**What you will do:** The records that follow need to be output exactly as they are.

-- BEGIN --

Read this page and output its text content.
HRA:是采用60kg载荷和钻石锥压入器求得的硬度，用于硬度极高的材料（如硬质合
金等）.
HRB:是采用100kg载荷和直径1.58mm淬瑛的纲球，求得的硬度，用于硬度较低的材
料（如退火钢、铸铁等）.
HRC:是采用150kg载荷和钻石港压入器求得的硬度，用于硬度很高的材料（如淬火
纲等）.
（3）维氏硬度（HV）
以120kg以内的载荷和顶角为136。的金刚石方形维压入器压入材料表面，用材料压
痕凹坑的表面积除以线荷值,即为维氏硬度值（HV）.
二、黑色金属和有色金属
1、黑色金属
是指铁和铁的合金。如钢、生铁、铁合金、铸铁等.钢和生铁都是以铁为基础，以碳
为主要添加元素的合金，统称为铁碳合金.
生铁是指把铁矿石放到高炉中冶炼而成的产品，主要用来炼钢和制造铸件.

-- END --

**Answer to this task:**
Read this page and output its text content.
HRA:是采用60kg载荷和钻石锥压入器求得的硬度，用于硬度极高的材料（如硬质合
金等）.
HRB:是采用100kg载荷和直径1.58mm淬瑛的纲球，求得的硬度，用于硬度较低的材
料（如退火钢、铸铁等）.
HRC:是采用150kg载荷和钻石港压入器求得的硬度，用于硬度很高的材料（如淬火
纲等）.
（3）维氏硬度（HV）
以120kg以内的载荷和顶角为136。的金刚石方形维压入器压入材料表面，用材料压
痕凹坑的表面积除以线荷值,即为维氏硬度值（HV）.
二、黑色金属和有色金属
1、黑色金属
是指铁和铁的合金。如钢、生铁、铁合金、铸铁等.钢和生铁都是以铁为基础，以碳
为主要添加元素的合金，统称为铁碳合金.
生铁是指把铁矿石放到高炉中冶炼而成的产品，主要用来炼钢和制造铸件.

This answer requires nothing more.